# Consignes de l'exercice
1. Répondez à ces questions sur l'article consacré à l'incendie de Golders Green :
(a) Combien d'ambulances ont été ravagées, et à quelle organisation appartenaient-elles ?
(b) Devant quel tribunal les suspects ont-ils été présentés ?
(c) Quelle piste la police antiterroriste explore-t-elle ?
2. Reproduisez sans rien modifier le passage de l'article sur l'incendie de Golders Green qui va de « L'enquête est menée » à « familles évacuées précipitamment. ».
3. Poursuivez l'article sur l'incendie des ambulances de Golders Green en reprenant juste après sa dernière phrase.

Londres : incendie criminel de véhicules d'urgence, l'antisémitisme refait surface
Un acte d'une violence inouïe a ébranlé Golders Green, un quartier juif de Londres, ce samedi : quatre ambulances appartenant à Hatzola Northwest, une organisation caritative de secours, ont été ravagées par un incendie criminel. L'impact de cet acte, qui a implosé les fenêtres d'un immeuble voisin, soulève des questions inquiétantes sur la montée de l'antisémitisme en Europe.
Trois suspects en détention, une enquête ouverte sur fond de tensions géopolitiques
Hamza Iqbal, 20 ans, Rehan Khan, 19 ans, et un mineur de 17 ans, d'origine britannique-pakistanaise, ont été placés en détention provisoire après avoir été présentés devant le tribunal de Westminster. Ils sont accusés d'incendie volontaire et de mise en danger de la vie d'autrui. Un quatrième suspect a également été interpellé, mais son identité n'a pas été divulguée. Le parquet a souligné que l'attaque, survenue le 23 mars, était “préméditée et ciblée contre la communauté juive”, une affirmation qui pèse lourd dans la balance.
L'enquête est menée conjointement par la police antiterroriste, qui explore la piste d'un groupe potentiellement lié à l'Iran. Bien qu'aucune déclaration officielle d'acte terroriste n'ait été faite, la dimension politique de cette affaire est indéniable. Le spectateur raconte qu'au moment de l'explosion, l'atmosphère était à la panique, avec des familles évacuées précipitamment.

# Données fournies
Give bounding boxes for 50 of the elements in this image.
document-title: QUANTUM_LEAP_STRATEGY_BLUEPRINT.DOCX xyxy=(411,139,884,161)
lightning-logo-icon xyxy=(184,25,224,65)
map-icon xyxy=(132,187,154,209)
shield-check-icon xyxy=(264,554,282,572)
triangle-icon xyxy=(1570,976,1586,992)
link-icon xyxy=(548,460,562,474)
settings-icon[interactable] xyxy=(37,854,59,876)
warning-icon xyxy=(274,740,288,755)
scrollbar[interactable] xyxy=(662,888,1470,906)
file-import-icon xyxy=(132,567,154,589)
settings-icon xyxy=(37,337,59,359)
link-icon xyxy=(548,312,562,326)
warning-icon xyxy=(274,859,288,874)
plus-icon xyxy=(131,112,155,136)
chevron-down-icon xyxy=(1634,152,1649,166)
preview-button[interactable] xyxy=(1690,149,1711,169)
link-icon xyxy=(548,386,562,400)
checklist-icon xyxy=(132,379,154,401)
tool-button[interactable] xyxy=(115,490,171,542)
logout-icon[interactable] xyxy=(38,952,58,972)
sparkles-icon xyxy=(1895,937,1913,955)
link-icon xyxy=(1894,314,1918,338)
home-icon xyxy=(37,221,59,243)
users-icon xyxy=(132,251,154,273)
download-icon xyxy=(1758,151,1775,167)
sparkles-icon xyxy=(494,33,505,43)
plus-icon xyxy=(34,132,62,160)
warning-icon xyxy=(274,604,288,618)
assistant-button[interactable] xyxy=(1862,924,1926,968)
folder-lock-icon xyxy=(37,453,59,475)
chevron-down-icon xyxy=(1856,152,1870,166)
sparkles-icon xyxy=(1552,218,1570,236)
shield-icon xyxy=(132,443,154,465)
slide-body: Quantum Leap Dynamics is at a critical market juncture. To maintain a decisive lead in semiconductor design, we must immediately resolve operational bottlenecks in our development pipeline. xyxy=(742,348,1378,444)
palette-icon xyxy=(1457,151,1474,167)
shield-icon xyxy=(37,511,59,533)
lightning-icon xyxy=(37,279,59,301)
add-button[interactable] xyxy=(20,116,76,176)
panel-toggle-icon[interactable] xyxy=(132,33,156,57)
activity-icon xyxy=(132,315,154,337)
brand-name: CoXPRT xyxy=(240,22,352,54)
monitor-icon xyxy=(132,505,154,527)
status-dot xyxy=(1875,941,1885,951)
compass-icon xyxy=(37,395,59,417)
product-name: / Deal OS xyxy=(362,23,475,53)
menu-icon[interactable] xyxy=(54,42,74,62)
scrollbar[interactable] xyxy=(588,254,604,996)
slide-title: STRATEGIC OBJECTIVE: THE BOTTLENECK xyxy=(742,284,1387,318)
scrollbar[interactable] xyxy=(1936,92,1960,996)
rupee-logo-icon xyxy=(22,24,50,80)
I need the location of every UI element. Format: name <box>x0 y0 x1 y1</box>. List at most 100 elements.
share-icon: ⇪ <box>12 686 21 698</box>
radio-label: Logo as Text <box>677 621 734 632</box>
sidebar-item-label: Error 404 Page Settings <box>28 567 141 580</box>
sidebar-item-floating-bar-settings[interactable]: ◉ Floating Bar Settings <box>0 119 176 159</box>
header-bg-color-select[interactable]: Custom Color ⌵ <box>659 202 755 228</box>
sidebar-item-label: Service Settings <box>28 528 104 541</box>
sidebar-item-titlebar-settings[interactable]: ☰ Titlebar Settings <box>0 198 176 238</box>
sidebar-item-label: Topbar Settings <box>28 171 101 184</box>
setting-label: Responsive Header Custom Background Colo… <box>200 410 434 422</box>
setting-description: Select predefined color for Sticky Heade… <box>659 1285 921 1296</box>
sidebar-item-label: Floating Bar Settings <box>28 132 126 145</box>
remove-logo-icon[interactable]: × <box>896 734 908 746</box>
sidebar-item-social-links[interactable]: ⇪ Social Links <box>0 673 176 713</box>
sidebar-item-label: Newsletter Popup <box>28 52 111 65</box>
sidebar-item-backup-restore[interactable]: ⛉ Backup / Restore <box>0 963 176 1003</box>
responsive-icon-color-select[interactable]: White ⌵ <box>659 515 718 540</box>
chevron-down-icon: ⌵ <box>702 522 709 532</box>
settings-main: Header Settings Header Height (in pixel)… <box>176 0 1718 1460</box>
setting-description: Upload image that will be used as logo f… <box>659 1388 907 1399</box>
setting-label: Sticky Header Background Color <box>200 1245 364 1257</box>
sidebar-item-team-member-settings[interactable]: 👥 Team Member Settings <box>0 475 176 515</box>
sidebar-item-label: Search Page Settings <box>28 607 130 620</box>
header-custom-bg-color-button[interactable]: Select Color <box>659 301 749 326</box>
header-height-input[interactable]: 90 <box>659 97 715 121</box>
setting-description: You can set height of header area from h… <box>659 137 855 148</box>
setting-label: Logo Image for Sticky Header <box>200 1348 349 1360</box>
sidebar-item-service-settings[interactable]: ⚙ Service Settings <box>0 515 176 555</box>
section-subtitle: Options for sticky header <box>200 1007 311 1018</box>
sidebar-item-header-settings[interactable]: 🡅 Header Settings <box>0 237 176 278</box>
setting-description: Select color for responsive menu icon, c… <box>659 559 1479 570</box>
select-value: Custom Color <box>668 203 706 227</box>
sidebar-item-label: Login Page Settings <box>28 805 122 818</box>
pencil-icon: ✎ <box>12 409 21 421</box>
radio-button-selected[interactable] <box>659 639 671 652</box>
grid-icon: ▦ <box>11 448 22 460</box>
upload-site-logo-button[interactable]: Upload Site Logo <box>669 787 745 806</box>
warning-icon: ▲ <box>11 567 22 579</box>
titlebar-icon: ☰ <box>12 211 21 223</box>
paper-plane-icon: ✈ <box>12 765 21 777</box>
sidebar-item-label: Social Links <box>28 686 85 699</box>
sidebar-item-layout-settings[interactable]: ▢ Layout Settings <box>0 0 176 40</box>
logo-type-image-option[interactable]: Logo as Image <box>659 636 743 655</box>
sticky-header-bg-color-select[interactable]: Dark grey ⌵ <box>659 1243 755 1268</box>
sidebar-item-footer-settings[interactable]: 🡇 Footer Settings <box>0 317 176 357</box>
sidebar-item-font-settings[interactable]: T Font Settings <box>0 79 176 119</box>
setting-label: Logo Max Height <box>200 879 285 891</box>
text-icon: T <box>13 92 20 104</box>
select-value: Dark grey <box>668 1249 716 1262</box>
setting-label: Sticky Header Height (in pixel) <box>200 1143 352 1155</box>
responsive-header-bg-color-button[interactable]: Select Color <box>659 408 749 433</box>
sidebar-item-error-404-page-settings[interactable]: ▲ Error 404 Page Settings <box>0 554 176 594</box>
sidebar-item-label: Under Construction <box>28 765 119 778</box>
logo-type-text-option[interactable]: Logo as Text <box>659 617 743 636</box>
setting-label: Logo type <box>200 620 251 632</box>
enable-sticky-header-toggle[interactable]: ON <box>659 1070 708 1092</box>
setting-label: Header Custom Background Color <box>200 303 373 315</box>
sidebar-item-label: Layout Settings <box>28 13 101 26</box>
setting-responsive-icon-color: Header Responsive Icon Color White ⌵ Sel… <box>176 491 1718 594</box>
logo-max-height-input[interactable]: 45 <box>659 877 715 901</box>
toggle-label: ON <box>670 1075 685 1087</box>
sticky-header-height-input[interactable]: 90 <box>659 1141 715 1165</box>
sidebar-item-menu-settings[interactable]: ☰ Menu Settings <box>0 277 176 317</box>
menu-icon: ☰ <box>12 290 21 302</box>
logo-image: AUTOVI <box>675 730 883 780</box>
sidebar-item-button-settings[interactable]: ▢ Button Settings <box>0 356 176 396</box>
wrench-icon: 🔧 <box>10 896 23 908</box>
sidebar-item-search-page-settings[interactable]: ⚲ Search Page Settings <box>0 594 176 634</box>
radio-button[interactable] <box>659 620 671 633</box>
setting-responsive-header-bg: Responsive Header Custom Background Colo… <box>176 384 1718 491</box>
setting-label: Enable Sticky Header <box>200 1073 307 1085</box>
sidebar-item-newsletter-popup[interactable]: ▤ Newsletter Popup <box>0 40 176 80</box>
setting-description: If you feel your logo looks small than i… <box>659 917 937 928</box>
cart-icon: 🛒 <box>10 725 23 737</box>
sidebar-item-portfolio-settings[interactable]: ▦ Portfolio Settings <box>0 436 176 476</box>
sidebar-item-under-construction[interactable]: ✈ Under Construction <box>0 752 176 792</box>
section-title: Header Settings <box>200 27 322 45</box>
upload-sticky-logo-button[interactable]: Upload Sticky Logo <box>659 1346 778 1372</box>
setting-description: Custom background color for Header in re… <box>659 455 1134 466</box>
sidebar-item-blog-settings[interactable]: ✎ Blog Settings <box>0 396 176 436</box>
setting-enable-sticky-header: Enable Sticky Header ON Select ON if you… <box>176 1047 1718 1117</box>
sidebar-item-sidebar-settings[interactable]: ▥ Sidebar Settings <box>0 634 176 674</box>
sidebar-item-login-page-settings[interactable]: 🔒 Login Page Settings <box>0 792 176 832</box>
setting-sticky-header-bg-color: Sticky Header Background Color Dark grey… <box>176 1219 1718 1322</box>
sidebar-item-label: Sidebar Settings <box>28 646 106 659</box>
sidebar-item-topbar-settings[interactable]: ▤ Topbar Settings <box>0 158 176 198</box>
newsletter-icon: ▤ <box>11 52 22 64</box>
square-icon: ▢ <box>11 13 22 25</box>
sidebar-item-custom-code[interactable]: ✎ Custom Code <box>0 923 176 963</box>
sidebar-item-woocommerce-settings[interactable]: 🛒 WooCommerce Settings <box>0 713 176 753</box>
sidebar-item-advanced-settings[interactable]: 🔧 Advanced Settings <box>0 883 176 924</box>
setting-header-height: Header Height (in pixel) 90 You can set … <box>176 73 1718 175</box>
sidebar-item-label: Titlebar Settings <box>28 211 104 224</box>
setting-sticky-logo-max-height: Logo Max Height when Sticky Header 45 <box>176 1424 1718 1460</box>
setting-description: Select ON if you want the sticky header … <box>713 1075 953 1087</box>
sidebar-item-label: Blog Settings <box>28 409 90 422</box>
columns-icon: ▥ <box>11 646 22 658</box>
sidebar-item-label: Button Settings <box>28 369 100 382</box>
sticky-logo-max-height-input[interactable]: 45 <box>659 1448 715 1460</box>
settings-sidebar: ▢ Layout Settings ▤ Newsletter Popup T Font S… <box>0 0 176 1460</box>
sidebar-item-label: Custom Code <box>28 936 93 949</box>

# Réponses attendues
1.
(a) Quatre ambulances ont été ravagées. Elles appartenaient à Hatzola Northwest, une organisation caritative de secours.
(b) Les suspects ont été présentés devant le tribunal de Westminster.
(c) La police antiterroriste explore la piste d'un groupe potentiellement lié à l'Iran.

2.
L'enquête est menée conjointement par la police antiterroriste, qui explore la piste d'un groupe potentiellement lié à l'Iran. Bien qu'aucune déclaration officielle d'acte terroriste n'ait été faite, la dimension politique de cette affaire est indéniable. Le spectateur raconte qu'au moment de l'explosion, l'atmosphère était à la panique, avec des familles évacuées précipitamment.

3.
Une vague d'antisémitisme inquiétante balaye l'europe
Cet incendie s'inscrit dans une série d'incidents antisémites qui secouent le continent. Récemment, une explosion a visé une école juive à Amsterdam, et des attaques nocturnes ont été perpétrées devant des synagogues à Liège et Rotterdam. Le climat de peur et de méfiance s'intensifie, alimenté par des tensions géopolitiques croissantes. En France, une tentative d'attentat visant des institutions juives a été déjouée il y a quelques semaines, témoignant d'une menace bien réelle.
Il faut rappeler que, début mars, deux hommes avaient déjà été inculpés pour “surveillance hostile” de la communauté juive londonienne, agissant au nom de l'Iran. La multiplication de ces événements révèle une escalade de l'antisémitisme, qui nécessite une réponse ferme et coordonnée de la part des autorités. La date du 24 avril sera cruciale, car les trois accusés seront présents devant la Haute Cour de Londres, où les éléments de preuve seront examinés en détail. Le monde observe, inquiet.